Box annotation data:
---*---

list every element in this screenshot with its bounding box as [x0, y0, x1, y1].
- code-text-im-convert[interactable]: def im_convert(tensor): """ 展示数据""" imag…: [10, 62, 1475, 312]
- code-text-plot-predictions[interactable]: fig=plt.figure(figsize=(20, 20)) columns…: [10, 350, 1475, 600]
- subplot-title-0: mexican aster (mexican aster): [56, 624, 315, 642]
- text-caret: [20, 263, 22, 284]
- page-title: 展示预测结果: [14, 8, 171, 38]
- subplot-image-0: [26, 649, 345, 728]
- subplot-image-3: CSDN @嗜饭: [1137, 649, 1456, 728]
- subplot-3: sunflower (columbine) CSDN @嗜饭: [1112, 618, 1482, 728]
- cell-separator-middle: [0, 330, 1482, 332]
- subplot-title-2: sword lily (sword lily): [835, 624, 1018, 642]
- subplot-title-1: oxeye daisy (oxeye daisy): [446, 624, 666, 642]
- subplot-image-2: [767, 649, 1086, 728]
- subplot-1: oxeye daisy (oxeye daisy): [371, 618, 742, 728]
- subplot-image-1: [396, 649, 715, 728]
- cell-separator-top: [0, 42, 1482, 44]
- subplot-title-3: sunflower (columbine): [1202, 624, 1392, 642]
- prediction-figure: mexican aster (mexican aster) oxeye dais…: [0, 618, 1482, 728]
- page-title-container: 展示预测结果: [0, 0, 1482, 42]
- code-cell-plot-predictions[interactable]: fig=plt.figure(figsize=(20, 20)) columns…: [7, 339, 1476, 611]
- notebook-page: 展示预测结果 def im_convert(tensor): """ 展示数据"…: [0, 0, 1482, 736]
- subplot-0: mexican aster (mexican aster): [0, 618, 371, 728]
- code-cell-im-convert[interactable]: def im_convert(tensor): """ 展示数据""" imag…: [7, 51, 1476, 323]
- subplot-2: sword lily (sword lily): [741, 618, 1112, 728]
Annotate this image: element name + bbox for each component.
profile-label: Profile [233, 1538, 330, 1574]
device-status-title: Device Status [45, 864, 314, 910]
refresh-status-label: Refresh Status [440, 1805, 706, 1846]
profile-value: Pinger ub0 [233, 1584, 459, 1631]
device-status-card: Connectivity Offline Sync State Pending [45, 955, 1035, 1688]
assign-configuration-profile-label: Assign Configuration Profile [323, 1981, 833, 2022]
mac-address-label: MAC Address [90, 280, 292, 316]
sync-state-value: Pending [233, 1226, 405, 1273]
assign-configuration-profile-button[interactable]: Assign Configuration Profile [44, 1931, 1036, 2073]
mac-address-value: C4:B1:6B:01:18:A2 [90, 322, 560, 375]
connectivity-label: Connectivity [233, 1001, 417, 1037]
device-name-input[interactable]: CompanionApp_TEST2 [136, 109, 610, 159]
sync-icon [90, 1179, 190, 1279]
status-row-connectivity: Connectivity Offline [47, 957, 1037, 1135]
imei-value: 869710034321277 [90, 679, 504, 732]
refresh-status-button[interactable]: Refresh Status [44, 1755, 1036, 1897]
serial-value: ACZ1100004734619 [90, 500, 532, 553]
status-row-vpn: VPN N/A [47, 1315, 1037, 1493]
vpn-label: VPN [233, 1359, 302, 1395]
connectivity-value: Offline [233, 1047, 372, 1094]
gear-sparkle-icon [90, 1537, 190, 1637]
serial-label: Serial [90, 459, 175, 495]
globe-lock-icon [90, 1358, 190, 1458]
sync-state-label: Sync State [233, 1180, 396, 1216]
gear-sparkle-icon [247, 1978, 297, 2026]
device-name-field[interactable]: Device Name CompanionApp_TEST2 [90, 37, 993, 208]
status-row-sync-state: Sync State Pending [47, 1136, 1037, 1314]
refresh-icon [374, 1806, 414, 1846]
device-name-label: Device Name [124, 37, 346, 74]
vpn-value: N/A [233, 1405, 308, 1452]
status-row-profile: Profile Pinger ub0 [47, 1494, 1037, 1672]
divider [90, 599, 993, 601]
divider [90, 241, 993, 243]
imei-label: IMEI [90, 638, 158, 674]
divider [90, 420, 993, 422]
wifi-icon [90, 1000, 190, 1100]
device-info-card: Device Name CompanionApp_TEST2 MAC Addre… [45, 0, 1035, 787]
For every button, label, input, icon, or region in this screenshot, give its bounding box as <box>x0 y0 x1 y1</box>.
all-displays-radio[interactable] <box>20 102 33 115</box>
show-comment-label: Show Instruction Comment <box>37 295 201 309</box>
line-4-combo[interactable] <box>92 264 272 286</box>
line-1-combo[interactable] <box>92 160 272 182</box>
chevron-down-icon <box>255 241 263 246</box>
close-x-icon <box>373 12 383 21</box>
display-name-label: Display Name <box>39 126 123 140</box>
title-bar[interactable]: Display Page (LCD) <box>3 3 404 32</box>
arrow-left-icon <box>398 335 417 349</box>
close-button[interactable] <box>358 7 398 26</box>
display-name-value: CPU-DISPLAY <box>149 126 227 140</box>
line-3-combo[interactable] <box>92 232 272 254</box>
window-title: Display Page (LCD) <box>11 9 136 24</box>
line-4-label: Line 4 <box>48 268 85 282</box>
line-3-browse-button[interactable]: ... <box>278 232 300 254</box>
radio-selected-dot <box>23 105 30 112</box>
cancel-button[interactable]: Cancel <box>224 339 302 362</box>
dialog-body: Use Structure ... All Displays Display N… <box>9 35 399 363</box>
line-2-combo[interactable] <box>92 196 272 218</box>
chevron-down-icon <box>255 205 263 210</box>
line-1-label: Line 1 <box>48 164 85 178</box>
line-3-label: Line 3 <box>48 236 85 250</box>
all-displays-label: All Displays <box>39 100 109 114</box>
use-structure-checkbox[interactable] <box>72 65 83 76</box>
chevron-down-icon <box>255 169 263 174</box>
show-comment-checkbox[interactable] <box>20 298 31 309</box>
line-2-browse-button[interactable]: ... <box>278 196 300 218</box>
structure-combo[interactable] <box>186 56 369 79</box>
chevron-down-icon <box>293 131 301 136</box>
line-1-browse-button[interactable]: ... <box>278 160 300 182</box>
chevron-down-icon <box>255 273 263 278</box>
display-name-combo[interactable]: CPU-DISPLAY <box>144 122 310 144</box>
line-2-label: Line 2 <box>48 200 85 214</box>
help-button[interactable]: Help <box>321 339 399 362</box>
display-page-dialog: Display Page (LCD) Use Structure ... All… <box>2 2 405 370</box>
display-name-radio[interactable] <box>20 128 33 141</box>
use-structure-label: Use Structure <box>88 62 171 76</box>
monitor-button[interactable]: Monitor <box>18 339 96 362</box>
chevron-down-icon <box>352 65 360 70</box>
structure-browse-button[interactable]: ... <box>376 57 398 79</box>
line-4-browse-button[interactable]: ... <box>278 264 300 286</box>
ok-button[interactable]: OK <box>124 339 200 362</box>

---*---

» PROBLEM: Rewrite the data above, changing every instance of "chevron-down-icon" to "dropdown-arrow-icon" and leaving all other text as it is.

» SOLUTION:
list every element in this screenshot with its bounding box as [x0, y0, x1, y1].
- code-text-im-convert[interactable]: def im_convert(tensor): """ 展示数据""" imag…: [10, 62, 1475, 312]
- code-text-plot-predictions[interactable]: fig=plt.figure(figsize=(20, 20)) columns…: [10, 350, 1475, 600]
- subplot-title-0: mexican aster (mexican aster): [56, 624, 315, 642]
- text-caret: [20, 263, 22, 284]
- page-title: 展示预测结果: [14, 8, 171, 38]
- subplot-image-0: [26, 649, 345, 728]
- subplot-image-3: CSDN @嗜饭: [1137, 649, 1456, 728]
- subplot-3: sunflower (columbine) CSDN @嗜饭: [1112, 618, 1482, 728]
- cell-separator-middle: [0, 330, 1482, 332]
- subplot-title-2: sword lily (sword lily): [835, 624, 1018, 642]
- subplot-title-1: oxeye daisy (oxeye daisy): [446, 624, 666, 642]
- subplot-image-2: [767, 649, 1086, 728]
- subplot-1: oxeye daisy (oxeye daisy): [371, 618, 742, 728]
- subplot-image-1: [396, 649, 715, 728]
- cell-separator-top: [0, 42, 1482, 44]
- subplot-title-3: sunflower (columbine): [1202, 624, 1392, 642]
- prediction-figure: mexican aster (mexican aster) oxeye dais…: [0, 618, 1482, 728]
- page-title-container: 展示预测结果: [0, 0, 1482, 42]
- code-cell-plot-predictions[interactable]: fig=plt.figure(figsize=(20, 20)) columns…: [7, 339, 1476, 611]
- notebook-page: 展示预测结果 def im_convert(tensor): """ 展示数据"…: [0, 0, 1482, 736]
- subplot-0: mexican aster (mexican aster): [0, 618, 371, 728]
- code-cell-im-convert[interactable]: def im_convert(tensor): """ 展示数据""" imag…: [7, 51, 1476, 323]
- subplot-2: sword lily (sword lily): [741, 618, 1112, 728]
Annotate this image: element name + bbox for each component.
profile-label: Profile [233, 1538, 330, 1574]
device-status-title: Device Status [45, 864, 314, 910]
refresh-status-label: Refresh Status [440, 1805, 706, 1846]
profile-value: Pinger ub0 [233, 1584, 459, 1631]
device-status-card: Connectivity Offline Sync State Pending [45, 955, 1035, 1688]
assign-configuration-profile-label: Assign Configuration Profile [323, 1981, 833, 2022]
mac-address-label: MAC Address [90, 280, 292, 316]
sync-state-value: Pending [233, 1226, 405, 1273]
assign-configuration-profile-button[interactable]: Assign Configuration Profile [44, 1931, 1036, 2073]
mac-address-value: C4:B1:6B:01:18:A2 [90, 322, 560, 375]
connectivity-label: Connectivity [233, 1001, 417, 1037]
device-name-input[interactable]: CompanionApp_TEST2 [136, 109, 610, 159]
sync-icon [90, 1179, 190, 1279]
status-row-connectivity: Connectivity Offline [47, 957, 1037, 1135]
imei-value: 869710034321277 [90, 679, 504, 732]
refresh-status-button[interactable]: Refresh Status [44, 1755, 1036, 1897]
serial-value: ACZ1100004734619 [90, 500, 532, 553]
status-row-vpn: VPN N/A [47, 1315, 1037, 1493]
vpn-label: VPN [233, 1359, 302, 1395]
connectivity-value: Offline [233, 1047, 372, 1094]
gear-sparkle-icon [90, 1537, 190, 1637]
serial-label: Serial [90, 459, 175, 495]
globe-lock-icon [90, 1358, 190, 1458]
sync-state-label: Sync State [233, 1180, 396, 1216]
gear-sparkle-icon [247, 1978, 297, 2026]
device-name-field[interactable]: Device Name CompanionApp_TEST2 [90, 37, 993, 208]
status-row-sync-state: Sync State Pending [47, 1136, 1037, 1314]
refresh-icon [374, 1806, 414, 1846]
device-name-label: Device Name [124, 37, 346, 74]
vpn-value: N/A [233, 1405, 308, 1452]
status-row-profile: Profile Pinger ub0 [47, 1494, 1037, 1672]
divider [90, 599, 993, 601]
divider [90, 241, 993, 243]
imei-label: IMEI [90, 638, 158, 674]
divider [90, 420, 993, 422]
wifi-icon [90, 1000, 190, 1100]
device-info-card: Device Name CompanionApp_TEST2 MAC Addre… [45, 0, 1035, 787]
For every button, label, input, icon, or region in this screenshot, give its bounding box as <box>x0 y0 x1 y1</box>.
all-displays-radio[interactable] <box>20 102 33 115</box>
show-comment-label: Show Instruction Comment <box>37 295 201 309</box>
line-4-combo[interactable] <box>92 264 272 286</box>
line-1-combo[interactable] <box>92 160 272 182</box>
dropdown-arrow-icon <box>255 241 263 246</box>
close-x-icon <box>373 12 383 21</box>
display-name-label: Display Name <box>39 126 123 140</box>
title-bar[interactable]: Display Page (LCD) <box>3 3 404 32</box>
arrow-left-icon <box>398 335 417 349</box>
close-button[interactable] <box>358 7 398 26</box>
display-name-value: CPU-DISPLAY <box>149 126 227 140</box>
line-3-combo[interactable] <box>92 232 272 254</box>
window-title: Display Page (LCD) <box>11 9 136 24</box>
line-4-label: Line 4 <box>48 268 85 282</box>
line-3-browse-button[interactable]: ... <box>278 232 300 254</box>
radio-selected-dot <box>23 105 30 112</box>
cancel-button[interactable]: Cancel <box>224 339 302 362</box>
dialog-body: Use Structure ... All Displays Display N… <box>9 35 399 363</box>
line-2-combo[interactable] <box>92 196 272 218</box>
dropdown-arrow-icon <box>255 205 263 210</box>
line-1-label: Line 1 <box>48 164 85 178</box>
line-3-label: Line 3 <box>48 236 85 250</box>
all-displays-label: All Displays <box>39 100 109 114</box>
use-structure-checkbox[interactable] <box>72 65 83 76</box>
dropdown-arrow-icon <box>255 169 263 174</box>
show-comment-checkbox[interactable] <box>20 298 31 309</box>
line-2-browse-button[interactable]: ... <box>278 196 300 218</box>
structure-combo[interactable] <box>186 56 369 79</box>
dropdown-arrow-icon <box>293 131 301 136</box>
line-1-browse-button[interactable]: ... <box>278 160 300 182</box>
dropdown-arrow-icon <box>255 273 263 278</box>
display-name-combo[interactable]: CPU-DISPLAY <box>144 122 310 144</box>
line-2-label: Line 2 <box>48 200 85 214</box>
help-button[interactable]: Help <box>321 339 399 362</box>
display-page-dialog: Display Page (LCD) Use Structure ... All… <box>2 2 405 370</box>
display-name-radio[interactable] <box>20 128 33 141</box>
use-structure-label: Use Structure <box>88 62 171 76</box>
monitor-button[interactable]: Monitor <box>18 339 96 362</box>
dropdown-arrow-icon <box>352 65 360 70</box>
structure-browse-button[interactable]: ... <box>376 57 398 79</box>
line-4-browse-button[interactable]: ... <box>278 264 300 286</box>
ok-button[interactable]: OK <box>124 339 200 362</box>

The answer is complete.